Reproduce every entry that follows word for word, but omit the images.

⟨

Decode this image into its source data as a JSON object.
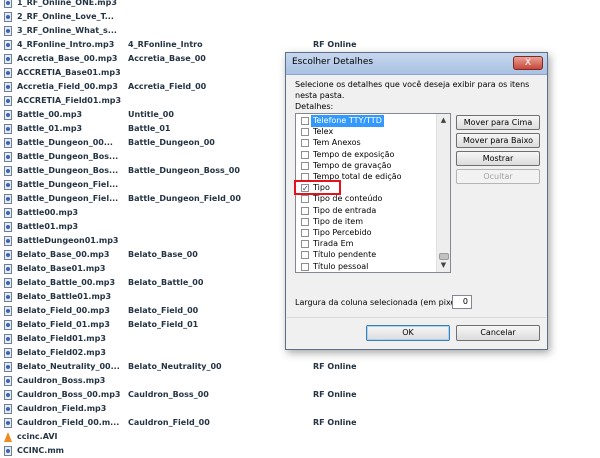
{
  "files": [
    {
      "name": "1_RF_Online_ONE.mp3",
      "title": "",
      "album": "",
      "icon": "audio-file-icon"
    },
    {
      "name": "2_RF_Online_Love_T...",
      "title": "",
      "album": "",
      "icon": "audio-file-icon"
    },
    {
      "name": "3_RF_Online_What_s...",
      "title": "",
      "album": "",
      "icon": "audio-file-icon"
    },
    {
      "name": "4_RFonline_Intro.mp3",
      "title": "4_RFonline_Intro",
      "album": "RF Online",
      "icon": "audio-file-icon"
    },
    {
      "name": "Accretia_Base_00.mp3",
      "title": "Accretia_Base_00",
      "album": "",
      "icon": "audio-file-icon"
    },
    {
      "name": "ACCRETIA_Base01.mp3",
      "title": "",
      "album": "",
      "icon": "audio-file-icon"
    },
    {
      "name": "Accretia_Field_00.mp3",
      "title": "Accretia_Field_00",
      "album": "",
      "icon": "audio-file-icon"
    },
    {
      "name": "ACCRETIA_Field01.mp3",
      "title": "",
      "album": "",
      "icon": "audio-file-icon"
    },
    {
      "name": "Battle_00.mp3",
      "title": "Untitle_00",
      "album": "",
      "icon": "audio-file-icon"
    },
    {
      "name": "Battle_01.mp3",
      "title": "Battle_01",
      "album": "",
      "icon": "audio-file-icon"
    },
    {
      "name": "Battle_Dungeon_00...",
      "title": "Battle_Dungeon_00",
      "album": "",
      "icon": "audio-file-icon"
    },
    {
      "name": "Battle_Dungeon_Bos...",
      "title": "",
      "album": "",
      "icon": "audio-file-icon"
    },
    {
      "name": "Battle_Dungeon_Bos...",
      "title": "Battle_Dungeon_Boss_00",
      "album": "",
      "icon": "audio-file-icon"
    },
    {
      "name": "Battle_Dungeon_Fiel...",
      "title": "",
      "album": "",
      "icon": "audio-file-icon"
    },
    {
      "name": "Battle_Dungeon_Fiel...",
      "title": "Battle_Dungeon_Field_00",
      "album": "",
      "icon": "audio-file-icon"
    },
    {
      "name": "Battle00.mp3",
      "title": "",
      "album": "",
      "icon": "audio-file-icon"
    },
    {
      "name": "Battle01.mp3",
      "title": "",
      "album": "",
      "icon": "audio-file-icon"
    },
    {
      "name": "BattleDungeon01.mp3",
      "title": "",
      "album": "",
      "icon": "audio-file-icon"
    },
    {
      "name": "Belato_Base_00.mp3",
      "title": "Belato_Base_00",
      "album": "",
      "icon": "audio-file-icon"
    },
    {
      "name": "Belato_Base01.mp3",
      "title": "",
      "album": "",
      "icon": "audio-file-icon"
    },
    {
      "name": "Belato_Battle_00.mp3",
      "title": "Belato_Battle_00",
      "album": "",
      "icon": "audio-file-icon"
    },
    {
      "name": "Belato_Battle01.mp3",
      "title": "",
      "album": "",
      "icon": "audio-file-icon"
    },
    {
      "name": "Belato_Field_00.mp3",
      "title": "Belato_Field_00",
      "album": "",
      "icon": "audio-file-icon"
    },
    {
      "name": "Belato_Field_01.mp3",
      "title": "Belato_Field_01",
      "album": "",
      "icon": "audio-file-icon"
    },
    {
      "name": "Belato_Field01.mp3",
      "title": "",
      "album": "",
      "icon": "audio-file-icon"
    },
    {
      "name": "Belato_Field02.mp3",
      "title": "",
      "album": "",
      "icon": "audio-file-icon"
    },
    {
      "name": "Belato_Neutrality_00...",
      "title": "Belato_Neutrality_00",
      "album": "RF Online",
      "icon": "audio-file-icon"
    },
    {
      "name": "Cauldron_Boss.mp3",
      "title": "",
      "album": "",
      "icon": "audio-file-icon"
    },
    {
      "name": "Cauldron_Boss_00.mp3",
      "title": "Cauldron_Boss_00",
      "album": "RF Online",
      "icon": "audio-file-icon"
    },
    {
      "name": "Cauldron_Field.mp3",
      "title": "",
      "album": "",
      "icon": "audio-file-icon"
    },
    {
      "name": "Cauldron_Field_00.m...",
      "title": "Cauldron_Field_00",
      "album": "RF Online",
      "icon": "audio-file-icon"
    },
    {
      "name": "ccinc.AVI",
      "title": "",
      "album": "",
      "icon": "vlc-cone-icon"
    },
    {
      "name": "CCINC.mm",
      "title": "",
      "album": "",
      "icon": "audio-file-icon"
    }
  ],
  "dialog": {
    "title": "Escolher Detalhes",
    "close_label": "X",
    "description": "Selecione os detalhes que você deseja exibir para os itens nesta pasta.",
    "details_label": "Detalhes:",
    "items": [
      {
        "label": "Telefone TTY/TTD",
        "checked": false,
        "selected": true
      },
      {
        "label": "Telex",
        "checked": false,
        "selected": false
      },
      {
        "label": "Tem Anexos",
        "checked": false,
        "selected": false
      },
      {
        "label": "Tempo de exposição",
        "checked": false,
        "selected": false
      },
      {
        "label": "Tempo de gravação",
        "checked": false,
        "selected": false
      },
      {
        "label": "Tempo total de edição",
        "checked": false,
        "selected": false
      },
      {
        "label": "Tipo",
        "checked": true,
        "selected": false
      },
      {
        "label": "Tipo de conteúdo",
        "checked": false,
        "selected": false
      },
      {
        "label": "Tipo de entrada",
        "checked": false,
        "selected": false
      },
      {
        "label": "Tipo de item",
        "checked": false,
        "selected": false
      },
      {
        "label": "Tipo Percebido",
        "checked": false,
        "selected": false
      },
      {
        "label": "Tirada Em",
        "checked": false,
        "selected": false
      },
      {
        "label": "Título pendente",
        "checked": false,
        "selected": false
      },
      {
        "label": "Título pessoal",
        "checked": false,
        "selected": false
      }
    ],
    "buttons": {
      "move_up": "Mover para Cima",
      "move_down": "Mover para Baixo",
      "show": "Mostrar",
      "hide": "Ocultar",
      "ok": "OK",
      "cancel": "Cancelar"
    },
    "width_label": "Largura da coluna selecionada (em pixels):",
    "width_value": "0"
  },
  "colors": {
    "highlight_box": "#e5111b",
    "selection": "#3399ff",
    "titlebar": "#a9c1e3"
  }
}
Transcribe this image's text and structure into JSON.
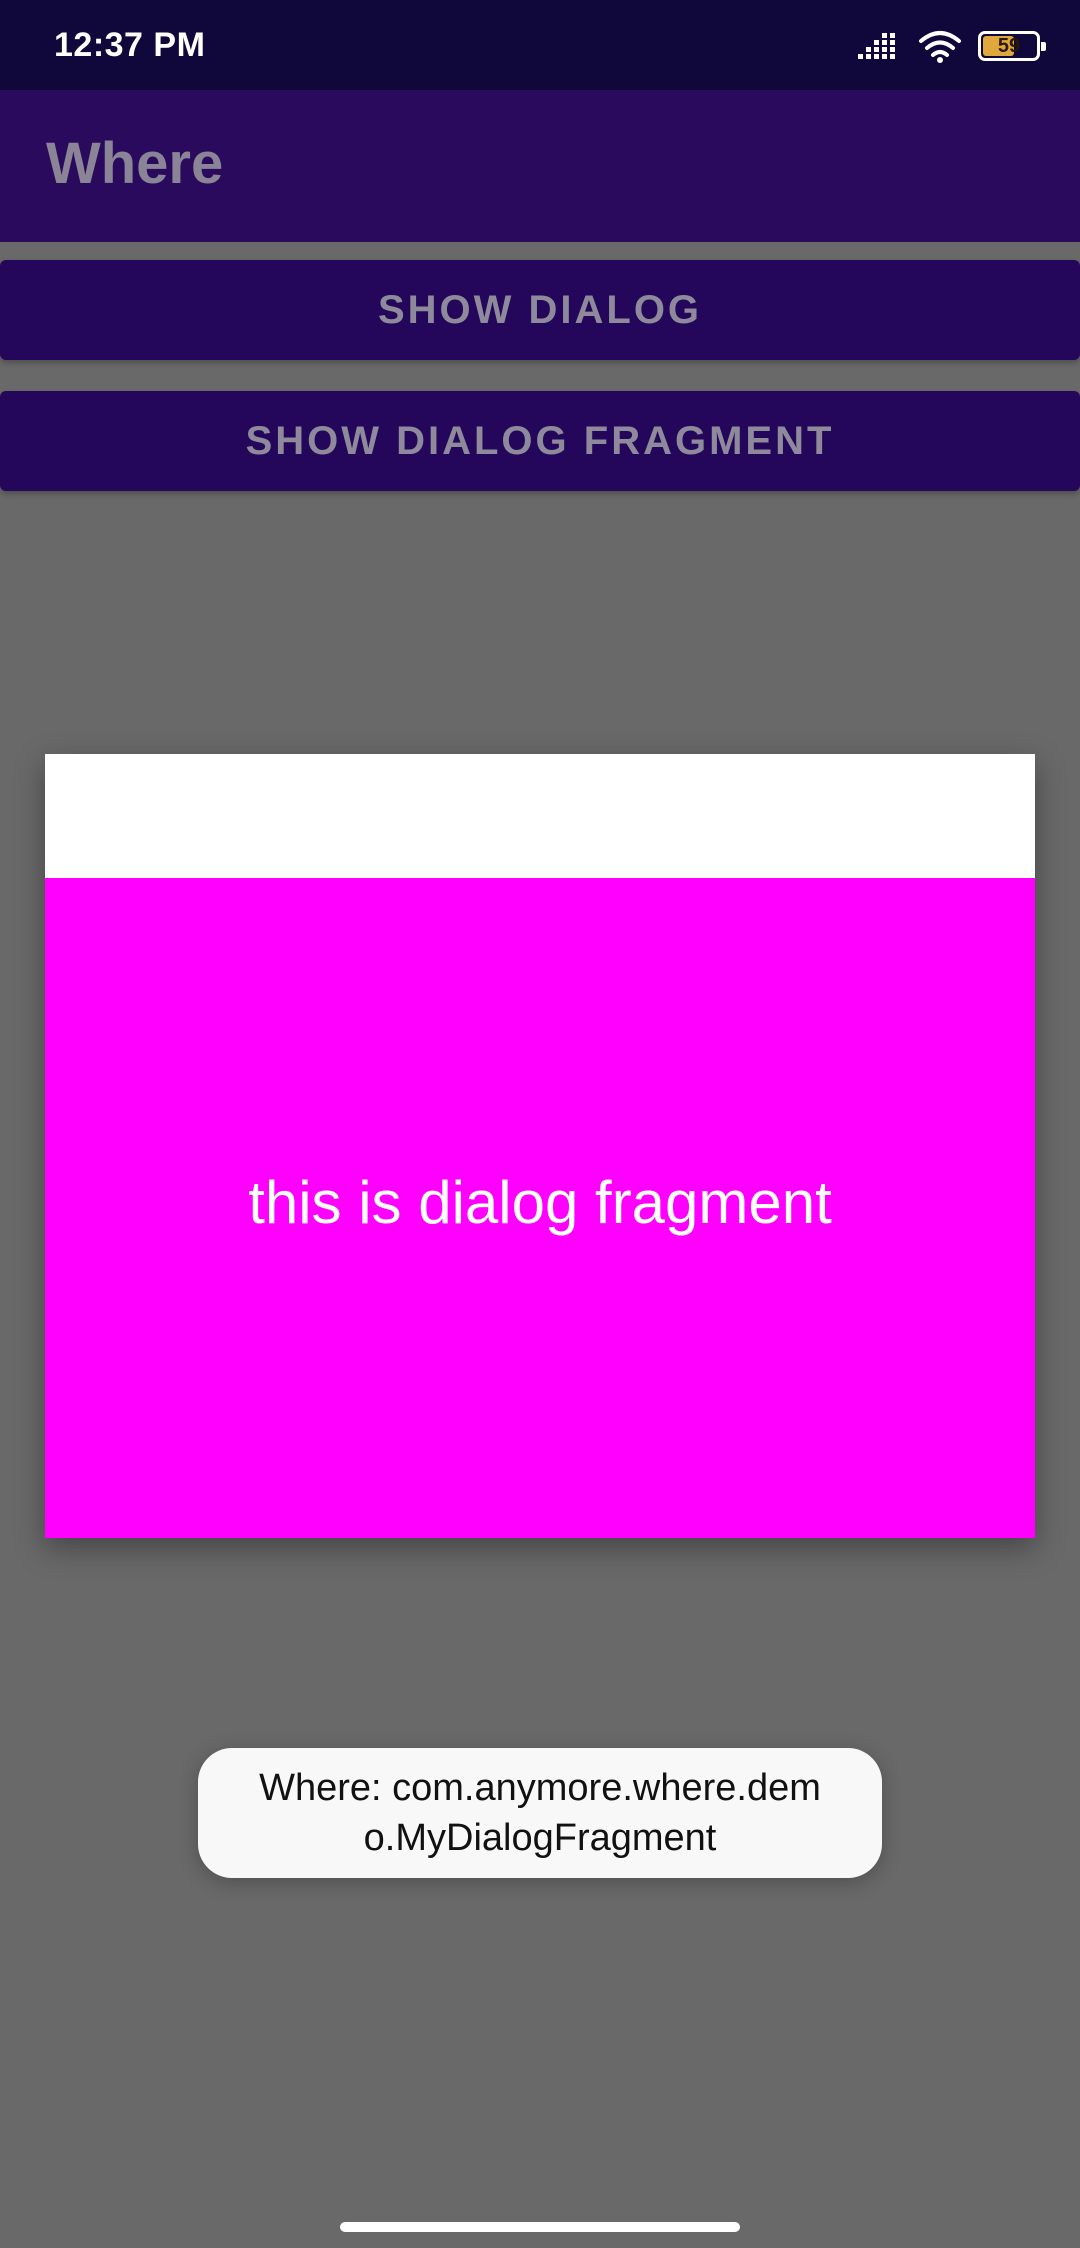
{
  "status_bar": {
    "time": "12:37 PM",
    "battery_level": "59",
    "icons": [
      "signal-icon",
      "wifi-icon",
      "battery-icon"
    ]
  },
  "app_bar": {
    "title": "Where"
  },
  "buttons": {
    "show_dialog": "SHOW DIALOG",
    "show_dialog_fragment": "SHOW DIALOG FRAGMENT"
  },
  "dialog": {
    "title": "",
    "content_text": "this is dialog fragment",
    "content_color": "#ff00ff"
  },
  "toast": {
    "text": "Where: com.anymore.where.demo.MyDialogFragment"
  },
  "colors": {
    "status_bar": "#10083a",
    "primary": "#2a0a5c",
    "scrim": "#696969",
    "accent_fill": "#ff00ff"
  }
}
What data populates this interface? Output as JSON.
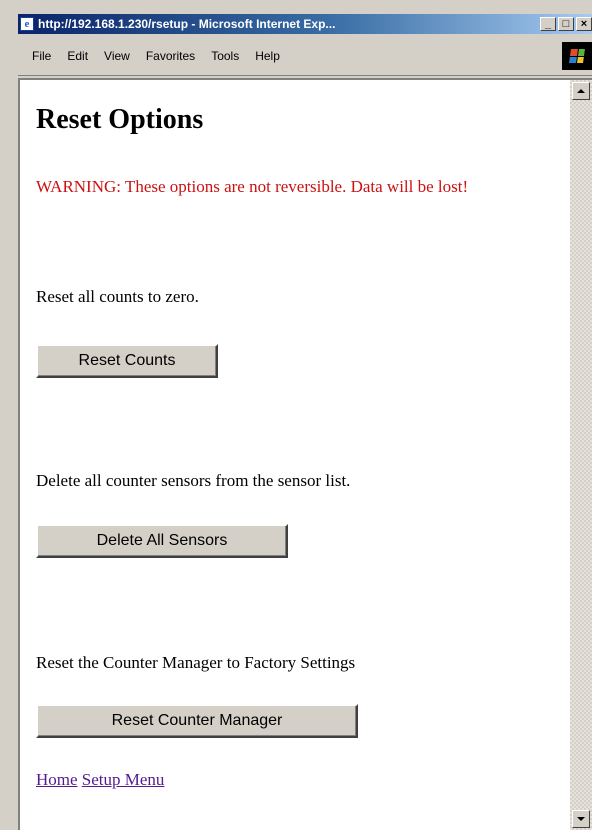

⟩

The reply
Decode this image into its source data as a JSON object.
{
  "files": [
    {
      "name": "1_RF_Online_ONE.mp3",
      "title": "",
      "album": "",
      "icon": "audio-file-icon"
    },
    {
      "name": "2_RF_Online_Love_T...",
      "title": "",
      "album": "",
      "icon": "audio-file-icon"
    },
    {
      "name": "3_RF_Online_What_s...",
      "title": "",
      "album": "",
      "icon": "audio-file-icon"
    },
    {
      "name": "4_RFonline_Intro.mp3",
      "title": "4_RFonline_Intro",
      "album": "RF Online",
      "icon": "audio-file-icon"
    },
    {
      "name": "Accretia_Base_00.mp3",
      "title": "Accretia_Base_00",
      "album": "",
      "icon": "audio-file-icon"
    },
    {
      "name": "ACCRETIA_Base01.mp3",
      "title": "",
      "album": "",
      "icon": "audio-file-icon"
    },
    {
      "name": "Accretia_Field_00.mp3",
      "title": "Accretia_Field_00",
      "album": "",
      "icon": "audio-file-icon"
    },
    {
      "name": "ACCRETIA_Field01.mp3",
      "title": "",
      "album": "",
      "icon": "audio-file-icon"
    },
    {
      "name": "Battle_00.mp3",
      "title": "Untitle_00",
      "album": "",
      "icon": "audio-file-icon"
    },
    {
      "name": "Battle_01.mp3",
      "title": "Battle_01",
      "album": "",
      "icon": "audio-file-icon"
    },
    {
      "name": "Battle_Dungeon_00...",
      "title": "Battle_Dungeon_00",
      "album": "",
      "icon": "audio-file-icon"
    },
    {
      "name": "Battle_Dungeon_Bos...",
      "title": "",
      "album": "",
      "icon": "audio-file-icon"
    },
    {
      "name": "Battle_Dungeon_Bos...",
      "title": "Battle_Dungeon_Boss_00",
      "album": "",
      "icon": "audio-file-icon"
    },
    {
      "name": "Battle_Dungeon_Fiel...",
      "title": "",
      "album": "",
      "icon": "audio-file-icon"
    },
    {
      "name": "Battle_Dungeon_Fiel...",
      "title": "Battle_Dungeon_Field_00",
      "album": "",
      "icon": "audio-file-icon"
    },
    {
      "name": "Battle00.mp3",
      "title": "",
      "album": "",
      "icon": "audio-file-icon"
    },
    {
      "name": "Battle01.mp3",
      "title": "",
      "album": "",
      "icon": "audio-file-icon"
    },
    {
      "name": "BattleDungeon01.mp3",
      "title": "",
      "album": "",
      "icon": "audio-file-icon"
    },
    {
      "name": "Belato_Base_00.mp3",
      "title": "Belato_Base_00",
      "album": "",
      "icon": "audio-file-icon"
    },
    {
      "name": "Belato_Base01.mp3",
      "title": "",
      "album": "",
      "icon": "audio-file-icon"
    },
    {
      "name": "Belato_Battle_00.mp3",
      "title": "Belato_Battle_00",
      "album": "",
      "icon": "audio-file-icon"
    },
    {
      "name": "Belato_Battle01.mp3",
      "title": "",
      "album": "",
      "icon": "audio-file-icon"
    },
    {
      "name": "Belato_Field_00.mp3",
      "title": "Belato_Field_00",
      "album": "",
      "icon": "audio-file-icon"
    },
    {
      "name": "Belato_Field_01.mp3",
      "title": "Belato_Field_01",
      "album": "",
      "icon": "audio-file-icon"
    },
    {
      "name": "Belato_Field01.mp3",
      "title": "",
      "album": "",
      "icon": "audio-file-icon"
    },
    {
      "name": "Belato_Field02.mp3",
      "title": "",
      "album": "",
      "icon": "audio-file-icon"
    },
    {
      "name": "Belato_Neutrality_00...",
      "title": "Belato_Neutrality_00",
      "album": "RF Online",
      "icon": "audio-file-icon"
    },
    {
      "name": "Cauldron_Boss.mp3",
      "title": "",
      "album": "",
      "icon": "audio-file-icon"
    },
    {
      "name": "Cauldron_Boss_00.mp3",
      "title": "Cauldron_Boss_00",
      "album": "RF Online",
      "icon": "audio-file-icon"
    },
    {
      "name": "Cauldron_Field.mp3",
      "title": "",
      "album": "",
      "icon": "audio-file-icon"
    },
    {
      "name": "Cauldron_Field_00.m...",
      "title": "Cauldron_Field_00",
      "album": "RF Online",
      "icon": "audio-file-icon"
    },
    {
      "name": "ccinc.AVI",
      "title": "",
      "album": "",
      "icon": "vlc-cone-icon"
    },
    {
      "name": "CCINC.mm",
      "title": "",
      "album": "",
      "icon": "audio-file-icon"
    }
  ],
  "dialog": {
    "title": "Escolher Detalhes",
    "close_label": "X",
    "description": "Selecione os detalhes que você deseja exibir para os itens nesta pasta.",
    "details_label": "Detalhes:",
    "items": [
      {
        "label": "Telefone TTY/TTD",
        "checked": false,
        "selected": true
      },
      {
        "label": "Telex",
        "checked": false,
        "selected": false
      },
      {
        "label": "Tem Anexos",
        "checked": false,
        "selected": false
      },
      {
        "label": "Tempo de exposição",
        "checked": false,
        "selected": false
      },
      {
        "label": "Tempo de gravação",
        "checked": false,
        "selected": false
      },
      {
        "label": "Tempo total de edição",
        "checked": false,
        "selected": false
      },
      {
        "label": "Tipo",
        "checked": true,
        "selected": false
      },
      {
        "label": "Tipo de conteúdo",
        "checked": false,
        "selected": false
      },
      {
        "label": "Tipo de entrada",
        "checked": false,
        "selected": false
      },
      {
        "label": "Tipo de item",
        "checked": false,
        "selected": false
      },
      {
        "label": "Tipo Percebido",
        "checked": false,
        "selected": false
      },
      {
        "label": "Tirada Em",
        "checked": false,
        "selected": false
      },
      {
        "label": "Título pendente",
        "checked": false,
        "selected": false
      },
      {
        "label": "Título pessoal",
        "checked": false,
        "selected": false
      }
    ],
    "buttons": {
      "move_up": "Mover para Cima",
      "move_down": "Mover para Baixo",
      "show": "Mostrar",
      "hide": "Ocultar",
      "ok": "OK",
      "cancel": "Cancelar"
    },
    "width_label": "Largura da coluna selecionada (em pixels):",
    "width_value": "0"
  },
  "colors": {
    "highlight_box": "#e5111b",
    "selection": "#3399ff",
    "titlebar": "#a9c1e3"
  }
}
Transcribe this image's text and structure into JSON.
{
  "status_bar": {
    "time": "12:37 PM",
    "battery_level": "59",
    "icons": [
      "signal-icon",
      "wifi-icon",
      "battery-icon"
    ]
  },
  "app_bar": {
    "title": "Where"
  },
  "buttons": {
    "show_dialog": "SHOW DIALOG",
    "show_dialog_fragment": "SHOW DIALOG FRAGMENT"
  },
  "dialog": {
    "title": "",
    "content_text": "this is dialog fragment",
    "content_color": "#ff00ff"
  },
  "toast": {
    "text": "Where: com.anymore.where.demo.MyDialogFragment"
  },
  "colors": {
    "status_bar": "#10083a",
    "primary": "#2a0a5c",
    "scrim": "#696969",
    "accent_fill": "#ff00ff"
  }
}
What data populates this interface? Output as JSON.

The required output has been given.